**Aim of the task:** From the entries below, copy out every line with "values" in it.

(Chart and figure data)
■ ■ ■
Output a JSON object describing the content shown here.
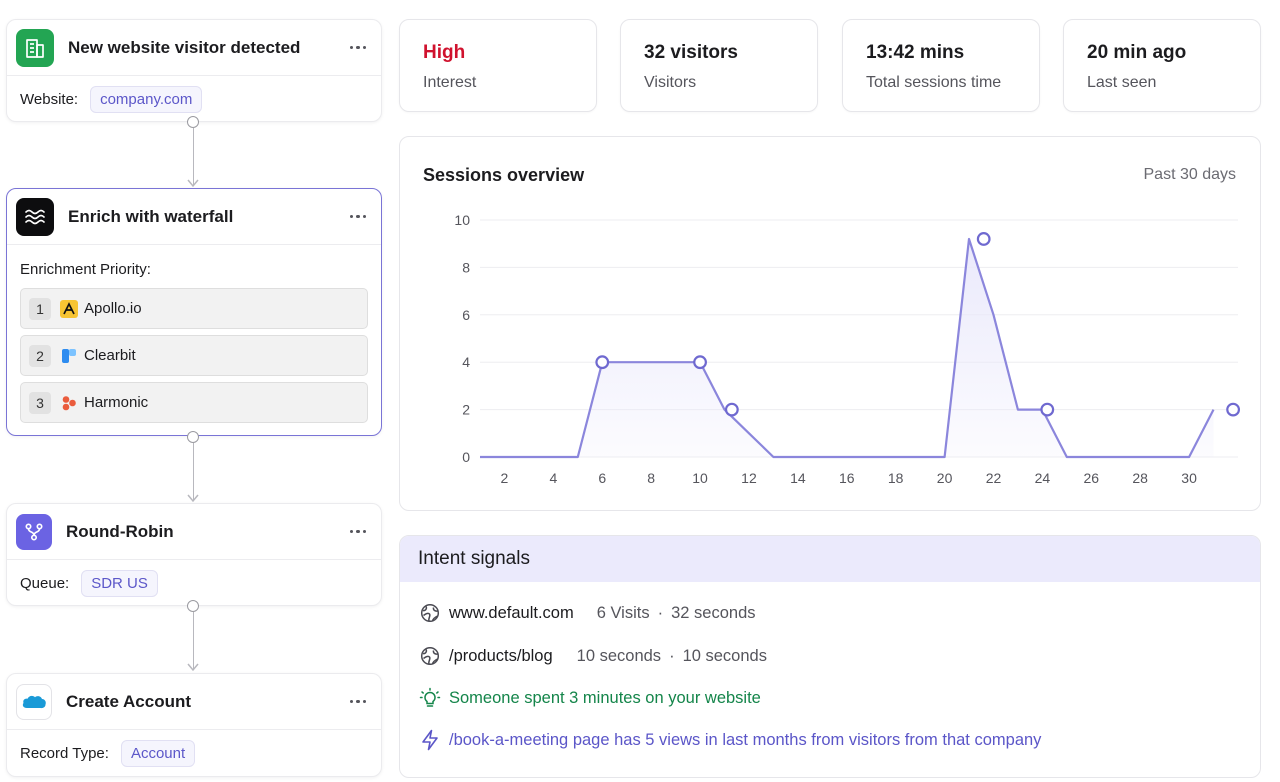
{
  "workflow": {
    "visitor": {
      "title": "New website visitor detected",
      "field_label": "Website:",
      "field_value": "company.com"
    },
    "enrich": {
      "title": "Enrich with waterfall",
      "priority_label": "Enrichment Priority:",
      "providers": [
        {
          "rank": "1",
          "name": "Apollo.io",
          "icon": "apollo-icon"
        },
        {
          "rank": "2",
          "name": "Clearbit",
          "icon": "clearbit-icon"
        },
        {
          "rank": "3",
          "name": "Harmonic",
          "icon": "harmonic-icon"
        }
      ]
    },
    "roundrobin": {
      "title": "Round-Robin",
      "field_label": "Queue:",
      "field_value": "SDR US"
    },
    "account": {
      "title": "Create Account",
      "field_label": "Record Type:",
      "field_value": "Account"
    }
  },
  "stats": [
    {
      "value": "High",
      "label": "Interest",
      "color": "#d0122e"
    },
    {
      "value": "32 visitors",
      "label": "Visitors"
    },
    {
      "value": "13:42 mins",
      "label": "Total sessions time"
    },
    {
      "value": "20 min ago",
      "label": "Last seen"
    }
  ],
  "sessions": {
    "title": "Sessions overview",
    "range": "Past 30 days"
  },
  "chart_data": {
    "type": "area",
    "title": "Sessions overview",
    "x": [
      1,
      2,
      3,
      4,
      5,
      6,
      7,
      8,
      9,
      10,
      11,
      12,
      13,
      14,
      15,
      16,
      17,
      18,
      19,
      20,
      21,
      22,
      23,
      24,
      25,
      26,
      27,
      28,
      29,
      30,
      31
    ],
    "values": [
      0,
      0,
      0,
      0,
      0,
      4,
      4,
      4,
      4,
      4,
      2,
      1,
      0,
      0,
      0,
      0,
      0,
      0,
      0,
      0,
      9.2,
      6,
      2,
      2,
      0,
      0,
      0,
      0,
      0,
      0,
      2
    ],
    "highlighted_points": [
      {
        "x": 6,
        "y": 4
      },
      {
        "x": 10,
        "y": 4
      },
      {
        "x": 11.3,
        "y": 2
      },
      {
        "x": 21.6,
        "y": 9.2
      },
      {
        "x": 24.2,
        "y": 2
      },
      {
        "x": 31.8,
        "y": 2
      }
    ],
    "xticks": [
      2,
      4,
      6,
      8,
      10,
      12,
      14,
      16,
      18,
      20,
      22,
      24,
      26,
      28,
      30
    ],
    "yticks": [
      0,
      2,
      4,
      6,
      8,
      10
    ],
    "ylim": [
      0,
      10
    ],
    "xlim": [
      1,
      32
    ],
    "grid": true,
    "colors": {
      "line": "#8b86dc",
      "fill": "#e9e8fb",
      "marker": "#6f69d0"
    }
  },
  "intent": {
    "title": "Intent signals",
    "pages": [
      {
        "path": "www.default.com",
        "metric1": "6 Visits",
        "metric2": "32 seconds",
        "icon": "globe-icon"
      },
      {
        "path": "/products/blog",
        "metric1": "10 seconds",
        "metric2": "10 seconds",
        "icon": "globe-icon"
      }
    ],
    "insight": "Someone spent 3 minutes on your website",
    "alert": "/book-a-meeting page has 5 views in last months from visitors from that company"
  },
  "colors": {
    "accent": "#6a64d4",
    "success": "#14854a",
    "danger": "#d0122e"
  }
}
■ ■ ■
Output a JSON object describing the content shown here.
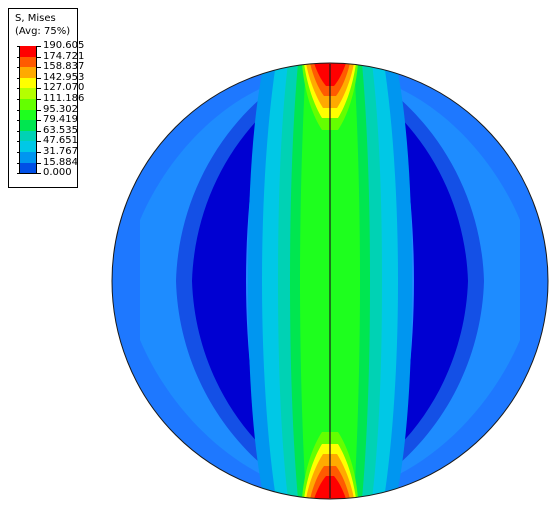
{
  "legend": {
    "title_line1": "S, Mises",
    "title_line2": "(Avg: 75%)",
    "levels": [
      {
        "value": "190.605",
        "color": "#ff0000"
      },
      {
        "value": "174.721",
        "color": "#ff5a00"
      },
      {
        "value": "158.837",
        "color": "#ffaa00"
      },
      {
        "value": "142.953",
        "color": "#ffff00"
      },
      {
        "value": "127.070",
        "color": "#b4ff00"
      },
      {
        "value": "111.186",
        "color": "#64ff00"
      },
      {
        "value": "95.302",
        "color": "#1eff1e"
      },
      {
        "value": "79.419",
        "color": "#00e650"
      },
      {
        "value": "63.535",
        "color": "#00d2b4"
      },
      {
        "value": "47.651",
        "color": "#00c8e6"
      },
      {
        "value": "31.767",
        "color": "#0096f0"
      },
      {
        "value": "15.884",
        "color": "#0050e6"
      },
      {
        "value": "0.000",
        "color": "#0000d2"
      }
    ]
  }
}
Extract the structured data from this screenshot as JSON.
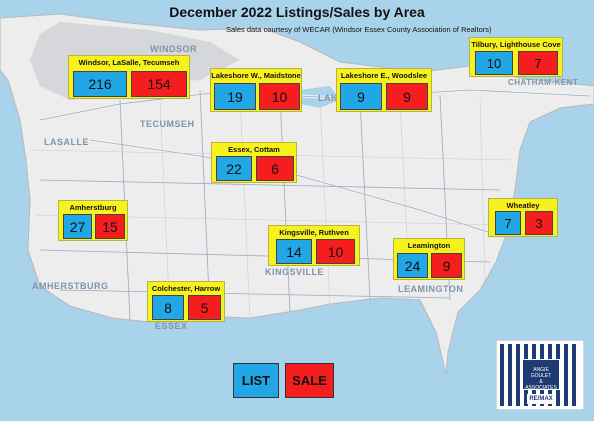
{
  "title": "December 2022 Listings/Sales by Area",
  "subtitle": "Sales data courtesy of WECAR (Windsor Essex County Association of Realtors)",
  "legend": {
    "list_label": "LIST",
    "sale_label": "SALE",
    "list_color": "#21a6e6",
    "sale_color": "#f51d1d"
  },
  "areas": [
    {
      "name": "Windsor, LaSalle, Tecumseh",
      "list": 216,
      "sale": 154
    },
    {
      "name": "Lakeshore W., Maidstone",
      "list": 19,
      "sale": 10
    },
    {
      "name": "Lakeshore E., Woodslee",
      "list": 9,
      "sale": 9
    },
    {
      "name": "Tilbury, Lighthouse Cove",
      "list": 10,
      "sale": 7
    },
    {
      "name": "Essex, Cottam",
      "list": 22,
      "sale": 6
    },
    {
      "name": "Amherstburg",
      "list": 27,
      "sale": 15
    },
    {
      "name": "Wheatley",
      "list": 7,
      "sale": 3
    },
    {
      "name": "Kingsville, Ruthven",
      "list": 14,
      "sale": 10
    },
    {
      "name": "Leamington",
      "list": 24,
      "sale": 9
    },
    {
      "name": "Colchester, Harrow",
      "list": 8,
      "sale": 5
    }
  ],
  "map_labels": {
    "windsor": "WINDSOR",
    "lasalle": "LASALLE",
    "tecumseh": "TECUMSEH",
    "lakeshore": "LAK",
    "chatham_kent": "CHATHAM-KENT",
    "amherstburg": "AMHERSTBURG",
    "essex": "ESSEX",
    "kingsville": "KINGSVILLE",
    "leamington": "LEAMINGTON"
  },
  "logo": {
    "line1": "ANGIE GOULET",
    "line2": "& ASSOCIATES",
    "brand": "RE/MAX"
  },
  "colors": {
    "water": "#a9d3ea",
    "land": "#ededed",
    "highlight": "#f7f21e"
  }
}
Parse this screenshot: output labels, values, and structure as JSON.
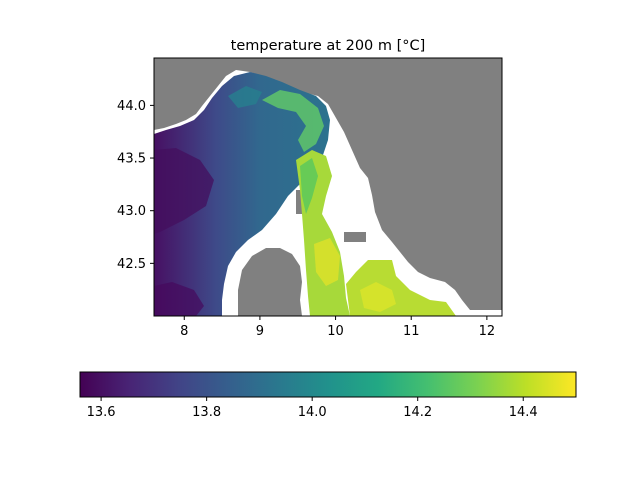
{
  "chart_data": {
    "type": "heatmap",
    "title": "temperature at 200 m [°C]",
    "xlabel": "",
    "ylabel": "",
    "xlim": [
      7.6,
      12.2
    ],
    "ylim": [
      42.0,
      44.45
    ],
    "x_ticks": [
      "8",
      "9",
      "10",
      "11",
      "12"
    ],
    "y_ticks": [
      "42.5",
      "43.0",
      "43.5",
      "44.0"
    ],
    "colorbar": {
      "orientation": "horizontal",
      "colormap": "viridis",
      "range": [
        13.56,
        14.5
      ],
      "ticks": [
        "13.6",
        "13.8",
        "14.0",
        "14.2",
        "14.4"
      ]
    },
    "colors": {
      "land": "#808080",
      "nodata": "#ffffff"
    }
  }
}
■ ■ ■
**Written answer:**
    "values": [
Parse this screenshot: output labels, values, and structure as JSON.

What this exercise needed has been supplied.